• _STORED RECORDS_:

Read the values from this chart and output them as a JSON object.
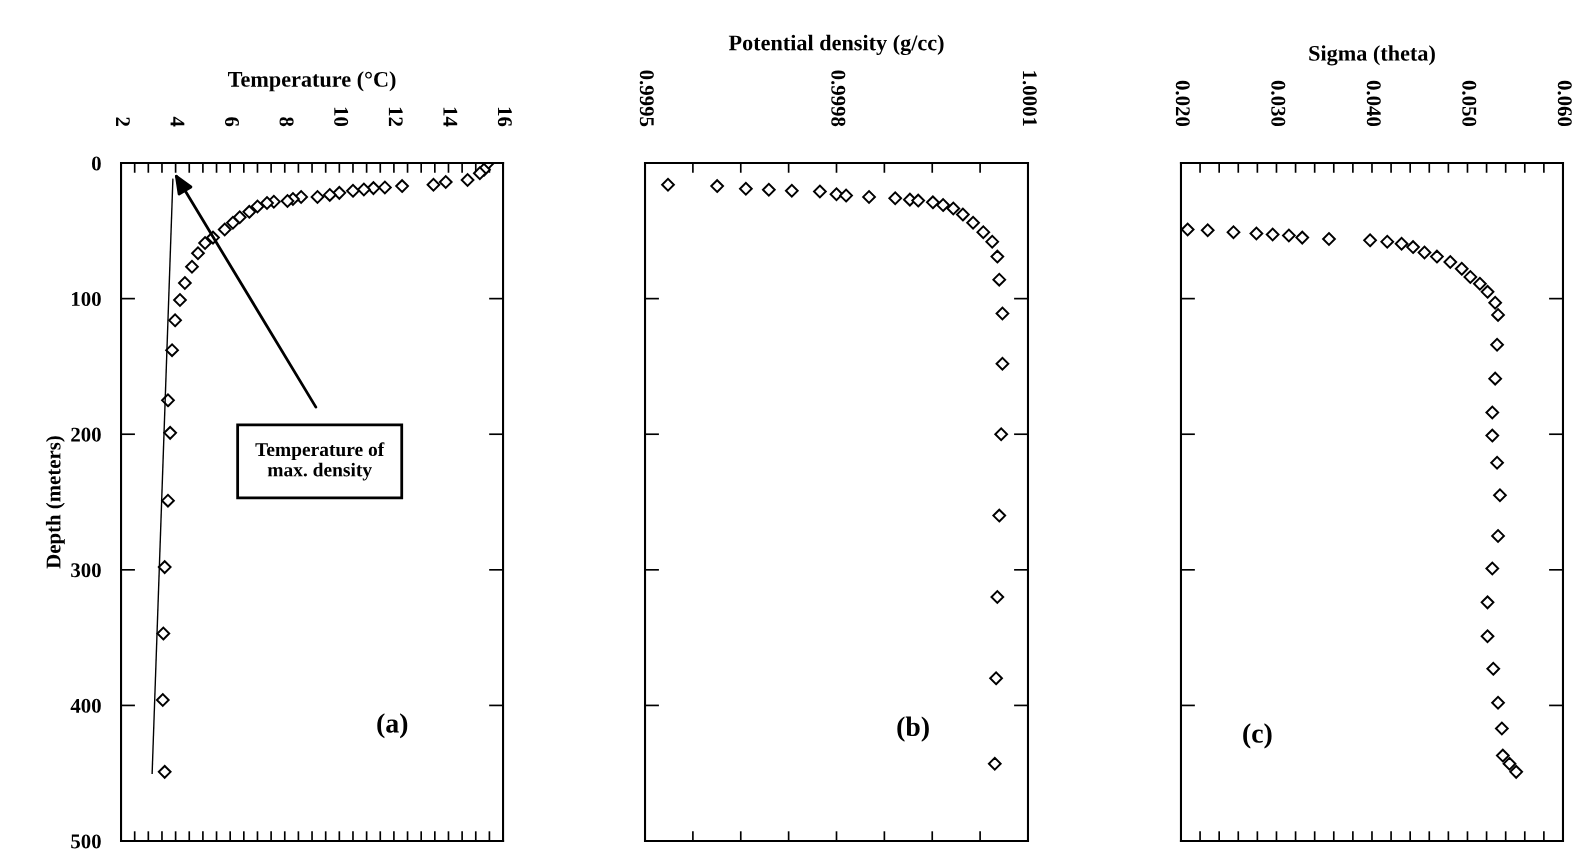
{
  "chart_data": [
    {
      "type": "scatter",
      "xlabel": "Temperature (°C)",
      "ylabel": "Depth (meters)",
      "xlim": [
        2,
        16
      ],
      "ylim": [
        500,
        0
      ],
      "xticks": [
        2,
        {
          "value": 2.5,
          "label": null
        },
        {
          "value": 3,
          "label": null
        },
        {
          "value": 3.5,
          "label": null
        },
        4,
        {
          "value": 4.5,
          "label": null
        },
        {
          "value": 5,
          "label": null
        },
        {
          "value": 5.5,
          "label": null
        },
        6,
        {
          "value": 6.5,
          "label": null
        },
        {
          "value": 7,
          "label": null
        },
        {
          "value": 7.5,
          "label": null
        },
        8,
        {
          "value": 8.5,
          "label": null
        },
        {
          "value": 9,
          "label": null
        },
        {
          "value": 9.5,
          "label": null
        },
        10,
        {
          "value": 10.5,
          "label": null
        },
        {
          "value": 11,
          "label": null
        },
        {
          "value": 11.5,
          "label": null
        },
        12,
        {
          "value": 12.5,
          "label": null
        },
        {
          "value": 13,
          "label": null
        },
        {
          "value": 13.5,
          "label": null
        },
        14,
        {
          "value": 14.5,
          "label": null
        },
        {
          "value": 15,
          "label": null
        },
        {
          "value": 15.5,
          "label": null
        },
        16
      ],
      "yticks": [
        0,
        100,
        200,
        300,
        400,
        500
      ],
      "series": [
        {
          "color": "#000000",
          "marker": "diamond",
          "x": [
            15.45,
            15.3,
            15.15,
            14.7,
            13.9,
            13.45,
            12.3,
            11.67,
            11.25,
            10.9,
            10.5,
            10.0,
            9.65,
            9.2,
            8.6,
            8.3,
            8.1,
            7.6,
            7.35,
            7.0,
            6.7,
            6.35,
            6.1,
            5.8,
            5.37,
            5.08,
            4.82,
            4.6,
            4.34,
            4.16,
            3.98,
            3.87,
            3.72,
            3.8,
            3.72,
            3.6,
            3.55,
            3.53,
            3.6
          ],
          "values": [
            0,
            5,
            7.5,
            12.5,
            14,
            16,
            17,
            18,
            18.5,
            19.5,
            20.5,
            22,
            23.5,
            25,
            25,
            26.5,
            28,
            28.5,
            29.5,
            32,
            36,
            40,
            44,
            49,
            55,
            59,
            66.5,
            76.5,
            88.5,
            101,
            116,
            138,
            175,
            199,
            249,
            298,
            347,
            396,
            449
          ]
        },
        {
          "type": "line",
          "color": "#000000",
          "marker": "none",
          "x": [
            3.9,
            3.14
          ],
          "values": [
            12,
            450
          ]
        }
      ],
      "annotations": [
        "(a)",
        "Temperature of\nmax. density"
      ]
    },
    {
      "type": "scatter",
      "xlabel": "Potential density (g/cc)",
      "marker": "diamond",
      "tick_labels": "x",
      "xlim": [
        0.9995,
        1.0001
      ],
      "ylim": [
        500,
        0
      ],
      "xticks": [
        0.9995,
        {
          "value": 0.999575,
          "label": null
        },
        {
          "value": 0.99965,
          "label": null
        },
        {
          "value": 0.999725,
          "label": null
        },
        0.9998,
        {
          "value": 0.999875,
          "label": null
        },
        {
          "value": 0.99995,
          "label": null
        },
        {
          "value": 1.000025,
          "label": null
        },
        1.0001
      ],
      "yticks": [
        0,
        100,
        200,
        300,
        400,
        500
      ],
      "series": [
        {
          "color": "#000000",
          "x": [
            0.999536,
            0.999613,
            0.999658,
            0.999694,
            0.99973,
            0.999774,
            0.9998,
            0.999815,
            0.999851,
            0.999892,
            0.999915,
            0.999928,
            0.999951,
            0.999967,
            0.999983,
            0.999998,
            1.000014,
            1.00003,
            1.000044,
            1.000052,
            1.000055,
            1.00006,
            1.00006,
            1.000058,
            1.000055,
            1.000052,
            1.00005,
            1.000048
          ],
          "values": [
            16,
            17,
            19,
            19.7,
            20.4,
            21,
            23,
            24,
            25,
            26,
            27,
            27.7,
            29,
            31,
            33.5,
            38,
            44,
            51,
            58,
            69,
            86,
            111,
            148,
            200,
            260,
            320,
            380,
            443
          ]
        }
      ],
      "annotations": [
        "(b)"
      ]
    },
    {
      "type": "scatter",
      "xlabel": "Sigma (theta)",
      "marker": "diamond",
      "tick_labels": "x",
      "xlim": [
        0.02,
        0.06
      ],
      "ylim": [
        500,
        0
      ],
      "xticks": [
        {
          "value": 0.02,
          "label": "0.020"
        },
        {
          "value": 0.022,
          "label": null
        },
        {
          "value": 0.024,
          "label": null
        },
        {
          "value": 0.026,
          "label": null
        },
        {
          "value": 0.028,
          "label": null
        },
        {
          "value": 0.03,
          "label": "0.030"
        },
        {
          "value": 0.032,
          "label": null
        },
        {
          "value": 0.034,
          "label": null
        },
        {
          "value": 0.036,
          "label": null
        },
        {
          "value": 0.038,
          "label": null
        },
        {
          "value": 0.04,
          "label": "0.040"
        },
        {
          "value": 0.042,
          "label": null
        },
        {
          "value": 0.044,
          "label": null
        },
        {
          "value": 0.046,
          "label": null
        },
        {
          "value": 0.048,
          "label": null
        },
        {
          "value": 0.05,
          "label": "0.050"
        },
        {
          "value": 0.052,
          "label": null
        },
        {
          "value": 0.054,
          "label": null
        },
        {
          "value": 0.056,
          "label": null
        },
        {
          "value": 0.058,
          "label": null
        },
        {
          "value": 0.06,
          "label": "0.060"
        }
      ],
      "yticks": [
        0,
        100,
        200,
        300,
        400,
        500
      ],
      "series": [
        {
          "color": "#000000",
          "x": [
            0.0207,
            0.0228,
            0.0255,
            0.0279,
            0.0296,
            0.0313,
            0.0327,
            0.0355,
            0.0398,
            0.0416,
            0.0431,
            0.0443,
            0.0455,
            0.0468,
            0.0482,
            0.0494,
            0.0503,
            0.0513,
            0.0521,
            0.0529,
            0.0532,
            0.0531,
            0.0529,
            0.0526,
            0.0526,
            0.0531,
            0.0534,
            0.0532,
            0.0526,
            0.0521,
            0.0521,
            0.0527,
            0.0532,
            0.0536,
            0.0537,
            0.0544,
            0.0551
          ],
          "values": [
            49,
            49.6,
            51,
            52,
            52.7,
            53.4,
            55,
            56,
            57,
            58,
            59.5,
            62,
            66,
            69,
            73,
            78,
            84,
            89,
            95,
            103,
            112,
            134,
            159,
            184,
            201,
            221,
            245,
            275,
            299,
            324,
            349,
            373,
            398,
            417,
            437,
            443,
            449
          ]
        }
      ],
      "annotations": [
        "(c)"
      ]
    }
  ]
}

• _YOUR OBJECTIVE_: Give only the number of lines in the data that hold the word "Temperature".

• _RESPONSE TO THIS TASK_: 2